Records excerpted from a collection
_____
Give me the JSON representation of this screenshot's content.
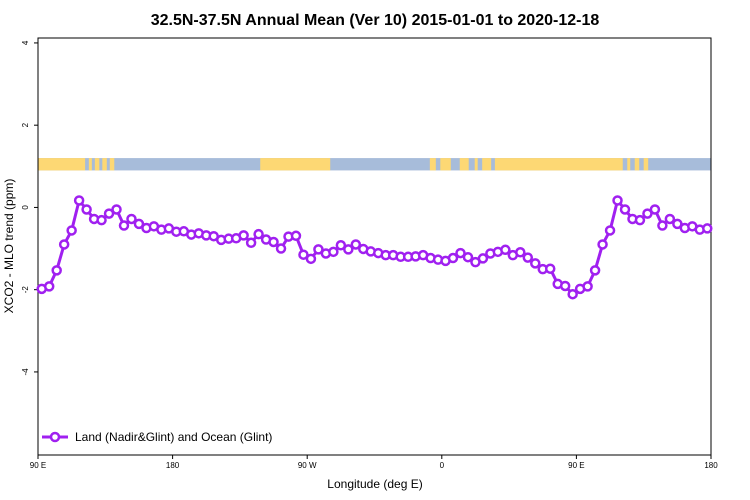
{
  "chart_data": {
    "type": "line",
    "title": "32.5N-37.5N Annual Mean (Ver 10)   2015-01-01 to 2020-12-18",
    "xlabel": "Longitude (deg E)",
    "ylabel": "XCO2 - MLO trend (ppm)",
    "xlim": [
      90,
      540
    ],
    "ylim": [
      -6.02,
      4.12
    ],
    "xticks": [
      {
        "value": 90,
        "label": "90 E"
      },
      {
        "value": 180,
        "label": "180"
      },
      {
        "value": 270,
        "label": "90 W"
      },
      {
        "value": 360,
        "label": "0"
      },
      {
        "value": 450,
        "label": "90 E"
      },
      {
        "value": 540,
        "label": "180"
      }
    ],
    "yticks": [
      {
        "value": 4,
        "label": "4"
      },
      {
        "value": 2,
        "label": "2"
      },
      {
        "value": 0,
        "label": "0"
      },
      {
        "value": -2,
        "label": "-2"
      },
      {
        "value": -4,
        "label": "-4"
      }
    ],
    "grid": false,
    "legend": {
      "placement": "bottom-left",
      "entries": [
        "Land (Nadir&Glint) and Ocean (Glint)"
      ]
    },
    "series": [
      {
        "name": "Land (Nadir&Glint) and Ocean (Glint)",
        "color": "#A020F0",
        "x_start": 92.5,
        "x_step": 5,
        "values": [
          -1.98,
          -1.92,
          -1.53,
          -0.9,
          -0.56,
          0.17,
          -0.05,
          -0.28,
          -0.31,
          -0.15,
          -0.05,
          -0.44,
          -0.28,
          -0.4,
          -0.5,
          -0.46,
          -0.54,
          -0.51,
          -0.59,
          -0.58,
          -0.66,
          -0.63,
          -0.68,
          -0.7,
          -0.79,
          -0.76,
          -0.75,
          -0.68,
          -0.86,
          -0.65,
          -0.78,
          -0.84,
          -1.0,
          -0.71,
          -0.69,
          -1.15,
          -1.25,
          -1.02,
          -1.12,
          -1.08,
          -0.92,
          -1.02,
          -0.9,
          -1.01,
          -1.07,
          -1.11,
          -1.16,
          -1.16,
          -1.2,
          -1.2,
          -1.19,
          -1.16,
          -1.23,
          -1.27,
          -1.3,
          -1.23,
          -1.11,
          -1.21,
          -1.33,
          -1.24,
          -1.12,
          -1.08,
          -1.03,
          -1.16,
          -1.09,
          -1.22,
          -1.36,
          -1.5,
          -1.49,
          -1.86,
          -1.91,
          -2.11,
          -1.98,
          -1.92,
          -1.53,
          -0.9,
          -0.56,
          0.17,
          -0.05,
          -0.28,
          -0.31,
          -0.15,
          -0.05,
          -0.44,
          -0.28,
          -0.4,
          -0.5,
          -0.46,
          -0.54,
          -0.51
        ]
      }
    ],
    "surface_bar": {
      "value_range": [
        0.9,
        1.2
      ],
      "ocean_color": "#A7BCDA",
      "land_color": "#FDD874",
      "land_segments": [
        [
          90,
          121.5
        ],
        [
          124,
          126
        ],
        [
          128,
          131
        ],
        [
          133,
          136
        ],
        [
          138,
          141
        ],
        [
          238.6,
          285.4
        ],
        [
          352,
          356
        ],
        [
          359,
          366
        ],
        [
          372,
          378
        ],
        [
          382,
          384
        ],
        [
          387,
          393
        ],
        [
          395.5,
          481
        ],
        [
          484,
          486
        ],
        [
          489,
          492
        ],
        [
          495,
          498
        ]
      ]
    }
  }
}
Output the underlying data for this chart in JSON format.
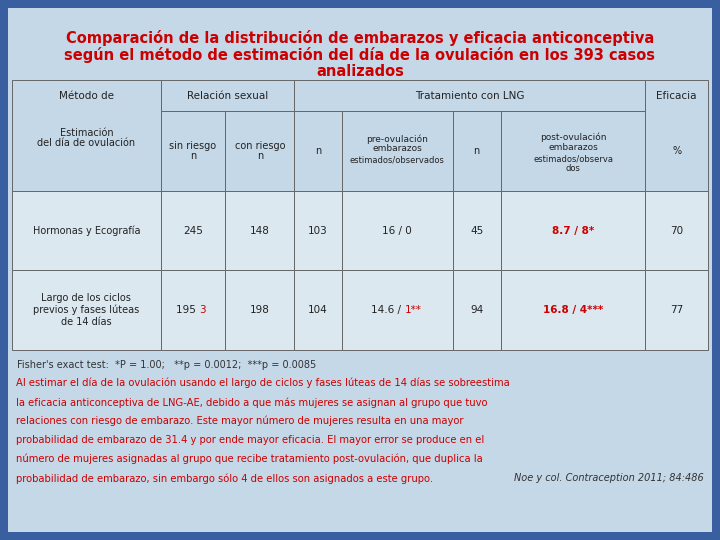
_____
→ STATED TASK
From the material above, copy everything exactly but the pictures.

→ WRITTEN RESPONSE
Give me the JSON representation of this screenshot's content.
{
  "chart_data": {
    "type": "line",
    "title": "32.5N-37.5N Annual Mean (Ver 10)   2015-01-01 to 2020-12-18",
    "xlabel": "Longitude (deg E)",
    "ylabel": "XCO2 - MLO trend (ppm)",
    "xlim": [
      90,
      540
    ],
    "ylim": [
      -6.02,
      4.12
    ],
    "xticks": [
      {
        "value": 90,
        "label": "90 E"
      },
      {
        "value": 180,
        "label": "180"
      },
      {
        "value": 270,
        "label": "90 W"
      },
      {
        "value": 360,
        "label": "0"
      },
      {
        "value": 450,
        "label": "90 E"
      },
      {
        "value": 540,
        "label": "180"
      }
    ],
    "yticks": [
      {
        "value": 4,
        "label": "4"
      },
      {
        "value": 2,
        "label": "2"
      },
      {
        "value": 0,
        "label": "0"
      },
      {
        "value": -2,
        "label": "-2"
      },
      {
        "value": -4,
        "label": "-4"
      }
    ],
    "grid": false,
    "legend": {
      "placement": "bottom-left",
      "entries": [
        "Land (Nadir&Glint) and Ocean (Glint)"
      ]
    },
    "series": [
      {
        "name": "Land (Nadir&Glint) and Ocean (Glint)",
        "color": "#A020F0",
        "x_start": 92.5,
        "x_step": 5,
        "values": [
          -1.98,
          -1.92,
          -1.53,
          -0.9,
          -0.56,
          0.17,
          -0.05,
          -0.28,
          -0.31,
          -0.15,
          -0.05,
          -0.44,
          -0.28,
          -0.4,
          -0.5,
          -0.46,
          -0.54,
          -0.51,
          -0.59,
          -0.58,
          -0.66,
          -0.63,
          -0.68,
          -0.7,
          -0.79,
          -0.76,
          -0.75,
          -0.68,
          -0.86,
          -0.65,
          -0.78,
          -0.84,
          -1.0,
          -0.71,
          -0.69,
          -1.15,
          -1.25,
          -1.02,
          -1.12,
          -1.08,
          -0.92,
          -1.02,
          -0.9,
          -1.01,
          -1.07,
          -1.11,
          -1.16,
          -1.16,
          -1.2,
          -1.2,
          -1.19,
          -1.16,
          -1.23,
          -1.27,
          -1.3,
          -1.23,
          -1.11,
          -1.21,
          -1.33,
          -1.24,
          -1.12,
          -1.08,
          -1.03,
          -1.16,
          -1.09,
          -1.22,
          -1.36,
          -1.5,
          -1.49,
          -1.86,
          -1.91,
          -2.11,
          -1.98,
          -1.92,
          -1.53,
          -0.9,
          -0.56,
          0.17,
          -0.05,
          -0.28,
          -0.31,
          -0.15,
          -0.05,
          -0.44,
          -0.28,
          -0.4,
          -0.5,
          -0.46,
          -0.54,
          -0.51
        ]
      }
    ],
    "surface_bar": {
      "value_range": [
        0.9,
        1.2
      ],
      "ocean_color": "#A7BCDA",
      "land_color": "#FDD874",
      "land_segments": [
        [
          90,
          121.5
        ],
        [
          124,
          126
        ],
        [
          128,
          131
        ],
        [
          133,
          136
        ],
        [
          138,
          141
        ],
        [
          238.6,
          285.4
        ],
        [
          352,
          356
        ],
        [
          359,
          366
        ],
        [
          372,
          378
        ],
        [
          382,
          384
        ],
        [
          387,
          393
        ],
        [
          395.5,
          481
        ],
        [
          484,
          486
        ],
        [
          489,
          492
        ],
        [
          495,
          498
        ]
      ]
    }
  }
}
Output the underlying data for this chart in JSON format.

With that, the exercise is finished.